Stated task = Exactly as written, quote every line that follows, skipping the images.

***** Supplied records

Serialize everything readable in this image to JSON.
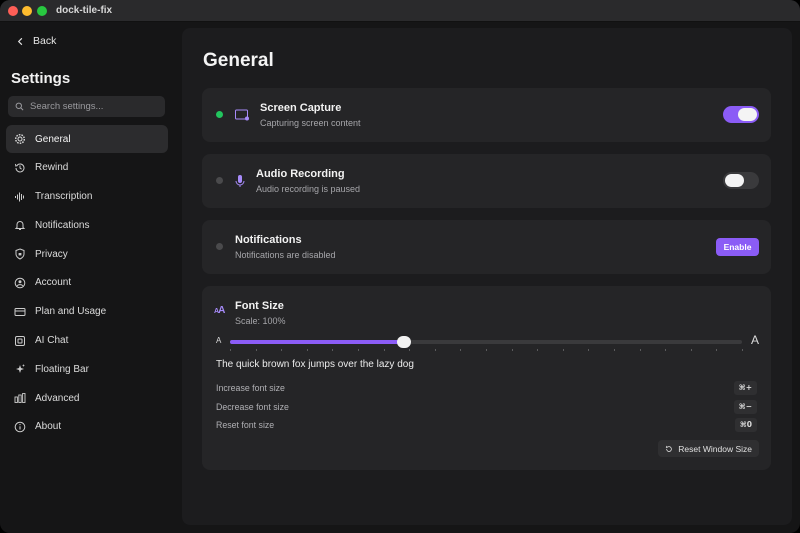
{
  "window": {
    "title": "dock-tile-fix"
  },
  "sidebar": {
    "back_label": "Back",
    "title": "Settings",
    "search_placeholder": "Search settings...",
    "items": [
      {
        "label": "General",
        "icon": "gear-icon",
        "active": true
      },
      {
        "label": "Rewind",
        "icon": "history-icon"
      },
      {
        "label": "Transcription",
        "icon": "waveform-icon"
      },
      {
        "label": "Notifications",
        "icon": "bell-icon"
      },
      {
        "label": "Privacy",
        "icon": "shield-icon"
      },
      {
        "label": "Account",
        "icon": "user-circle-icon"
      },
      {
        "label": "Plan and Usage",
        "icon": "credit-card-icon"
      },
      {
        "label": "AI Chat",
        "icon": "chat-icon"
      },
      {
        "label": "Floating Bar",
        "icon": "sparkle-icon"
      },
      {
        "label": "Advanced",
        "icon": "bars-icon"
      },
      {
        "label": "About",
        "icon": "info-icon"
      }
    ]
  },
  "main": {
    "title": "General",
    "screen_capture": {
      "title": "Screen Capture",
      "subtitle": "Capturing screen content",
      "enabled": true,
      "status_color": "#22c55e"
    },
    "audio_recording": {
      "title": "Audio Recording",
      "subtitle": "Audio recording is paused",
      "enabled": false
    },
    "notifications": {
      "title": "Notifications",
      "subtitle": "Notifications are disabled",
      "button_label": "Enable"
    },
    "font_size": {
      "title": "Font Size",
      "scale_label": "Scale: 100%",
      "slider_small_label": "A",
      "slider_large_label": "A",
      "slider_value_fraction": 0.34,
      "preview_text": "The quick brown fox jumps over the lazy dog",
      "shortcuts": [
        {
          "label": "Increase font size",
          "key": "⌘+"
        },
        {
          "label": "Decrease font size",
          "key": "⌘−"
        },
        {
          "label": "Reset font size",
          "key": "⌘0"
        }
      ],
      "reset_window_label": "Reset Window Size"
    }
  },
  "colors": {
    "accent": "#8b5cf6",
    "active_dot": "#22c55e",
    "background": "#151516",
    "card": "#252527"
  }
}
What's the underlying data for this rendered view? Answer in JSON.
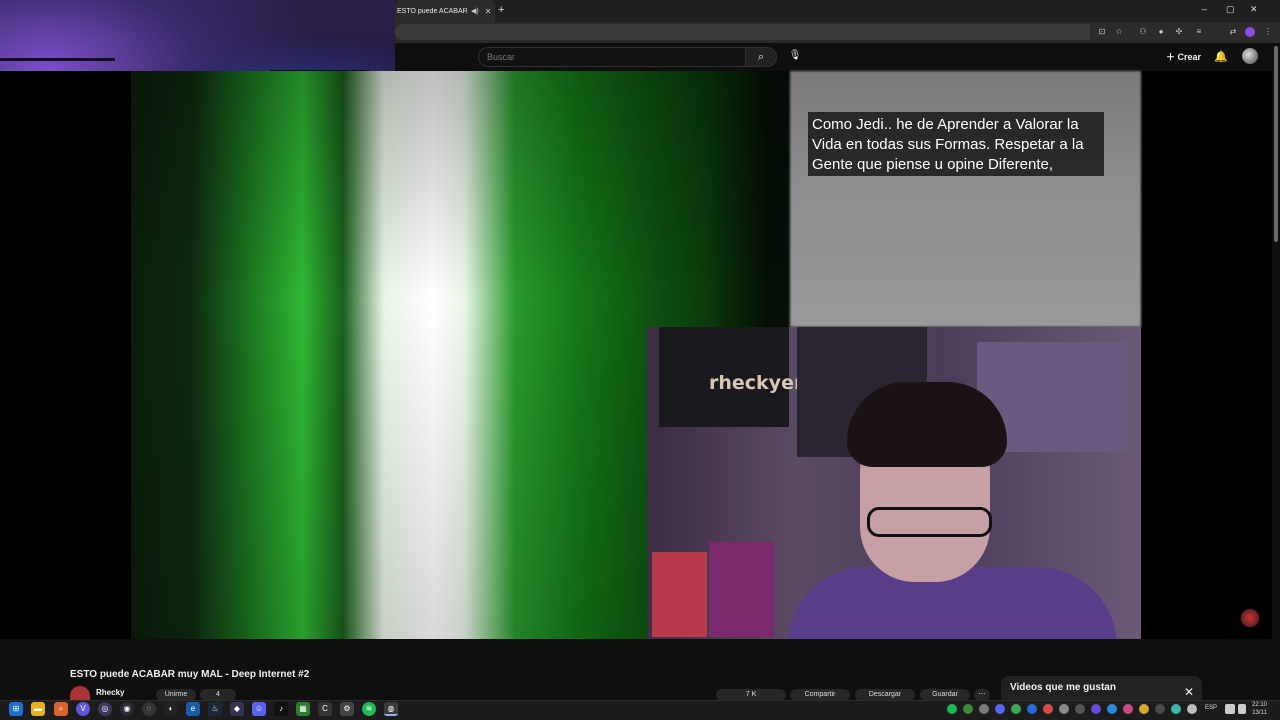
{
  "browser": {
    "tab_title": "ESTO puede ACABAR muy",
    "tab_audio_icon": "speaker-icon",
    "tab_close": "✕",
    "new_tab": "+",
    "window_controls": [
      "‒",
      "▢",
      "✕"
    ]
  },
  "header": {
    "search_placeholder": "Buscar",
    "create_label": "Crear"
  },
  "video": {
    "quote_text": "Como Jedi.. he de Aprender a Valorar la Vida en todas sus Formas. Respetar a la Gente que piense u opine Diferente,",
    "webcam_logo": "rheckyem"
  },
  "below": {
    "video_title": "ESTO puede ACABAR muy MAL - Deep Internet #2",
    "channel_name": "Rhecky",
    "action_pills": [
      "Unirme",
      "4",
      "7 K",
      "Compartir",
      "Descargar",
      "Guardar"
    ]
  },
  "playlist": {
    "title": "Videos que me gustan",
    "close": "✕"
  },
  "taskbar": {
    "language": "ESP",
    "time": "22:10",
    "date": "13/11"
  },
  "colors": {
    "youtube_bg": "#0f0f0f",
    "accent_green": "#2fb834",
    "profile_purple": "#8a4de0"
  }
}
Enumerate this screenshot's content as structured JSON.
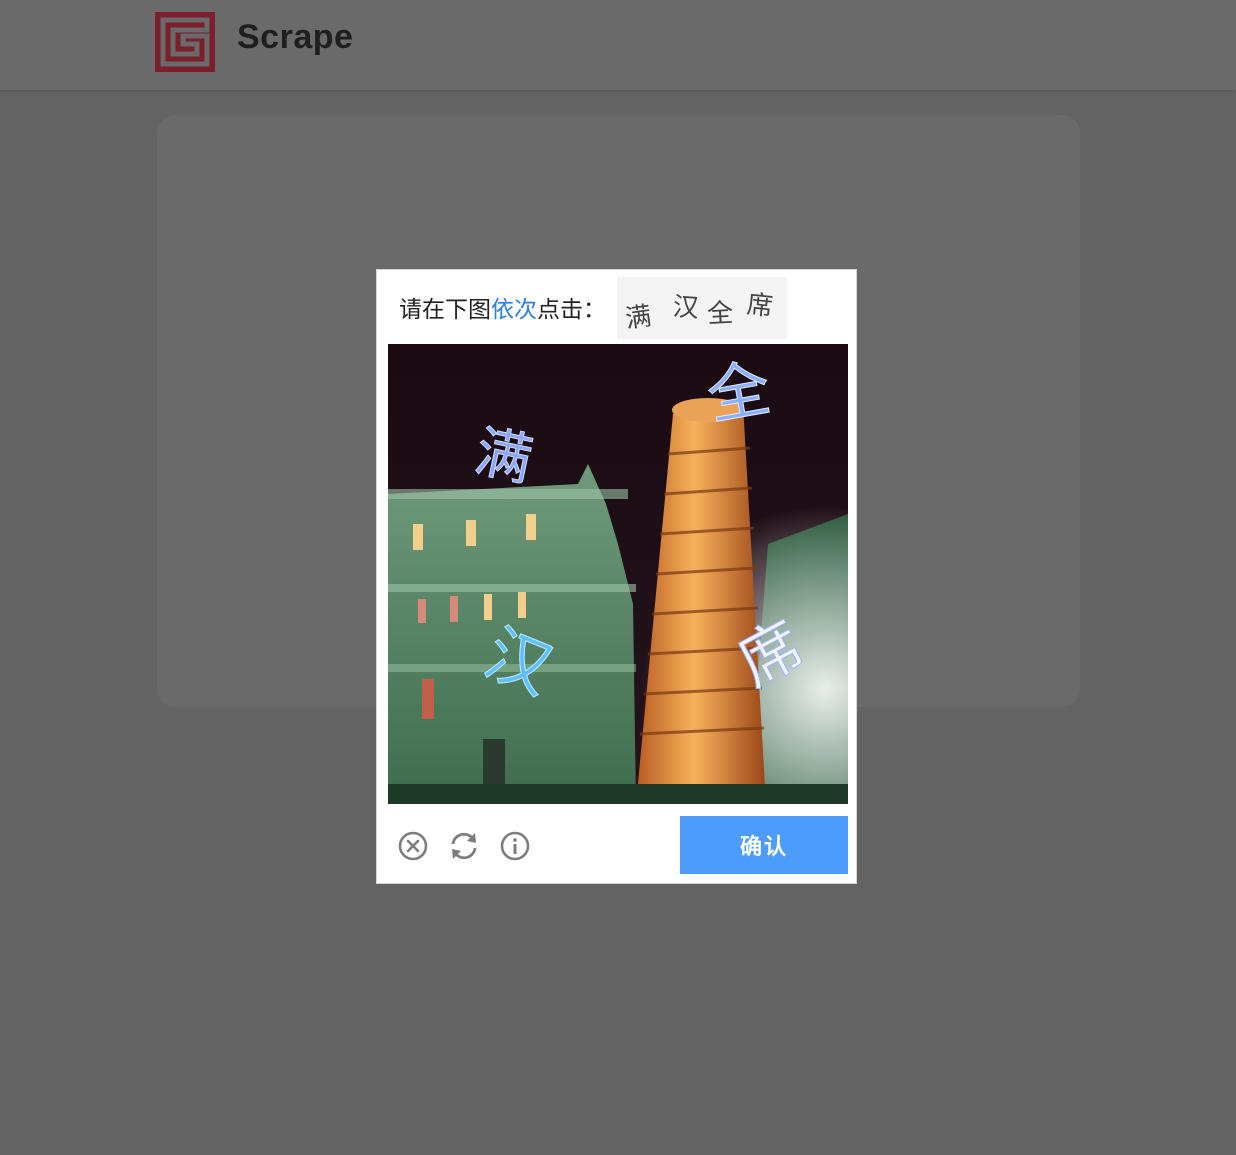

**********

Solution below =
Serialize everything readable in this image to JSON.
{
  "window": {
    "title": "dock-tile-fix"
  },
  "sidebar": {
    "back_label": "Back",
    "title": "Settings",
    "search_placeholder": "Search settings...",
    "items": [
      {
        "label": "General",
        "icon": "gear-icon",
        "active": true
      },
      {
        "label": "Rewind",
        "icon": "history-icon"
      },
      {
        "label": "Transcription",
        "icon": "waveform-icon"
      },
      {
        "label": "Notifications",
        "icon": "bell-icon"
      },
      {
        "label": "Privacy",
        "icon": "shield-icon"
      },
      {
        "label": "Account",
        "icon": "user-circle-icon"
      },
      {
        "label": "Plan and Usage",
        "icon": "credit-card-icon"
      },
      {
        "label": "AI Chat",
        "icon": "chat-icon"
      },
      {
        "label": "Floating Bar",
        "icon": "sparkle-icon"
      },
      {
        "label": "Advanced",
        "icon": "bars-icon"
      },
      {
        "label": "About",
        "icon": "info-icon"
      }
    ]
  },
  "main": {
    "title": "General",
    "screen_capture": {
      "title": "Screen Capture",
      "subtitle": "Capturing screen content",
      "enabled": true,
      "status_color": "#22c55e"
    },
    "audio_recording": {
      "title": "Audio Recording",
      "subtitle": "Audio recording is paused",
      "enabled": false
    },
    "notifications": {
      "title": "Notifications",
      "subtitle": "Notifications are disabled",
      "button_label": "Enable"
    },
    "font_size": {
      "title": "Font Size",
      "scale_label": "Scale: 100%",
      "slider_small_label": "A",
      "slider_large_label": "A",
      "slider_value_fraction": 0.34,
      "preview_text": "The quick brown fox jumps over the lazy dog",
      "shortcuts": [
        {
          "label": "Increase font size",
          "key": "⌘+"
        },
        {
          "label": "Decrease font size",
          "key": "⌘−"
        },
        {
          "label": "Reset font size",
          "key": "⌘0"
        }
      ],
      "reset_window_label": "Reset Window Size"
    }
  },
  "colors": {
    "accent": "#8b5cf6",
    "active_dot": "#22c55e",
    "background": "#151516",
    "card": "#252527"
  }
}
What's the underlying data for this rendered view? Answer in JSON.
{
  "browser": {
    "tab_title": "ESTO puede ACABAR muy",
    "tab_audio_icon": "speaker-icon",
    "tab_close": "✕",
    "new_tab": "+",
    "window_controls": [
      "‒",
      "▢",
      "✕"
    ]
  },
  "header": {
    "search_placeholder": "Buscar",
    "create_label": "Crear"
  },
  "video": {
    "quote_text": "Como Jedi.. he de Aprender a Valorar la Vida en todas sus Formas. Respetar a la Gente que piense u opine Diferente,",
    "webcam_logo": "rheckyem"
  },
  "below": {
    "video_title": "ESTO puede ACABAR muy MAL - Deep Internet #2",
    "channel_name": "Rhecky",
    "action_pills": [
      "Unirme",
      "4",
      "7 K",
      "Compartir",
      "Descargar",
      "Guardar"
    ]
  },
  "playlist": {
    "title": "Videos que me gustan",
    "close": "✕"
  },
  "taskbar": {
    "language": "ESP",
    "time": "22:10",
    "date": "13/11"
  },
  "colors": {
    "youtube_bg": "#0f0f0f",
    "accent_green": "#2fb834",
    "profile_purple": "#8a4de0"
  }
}
Enumerate this screenshot's content as structured JSON.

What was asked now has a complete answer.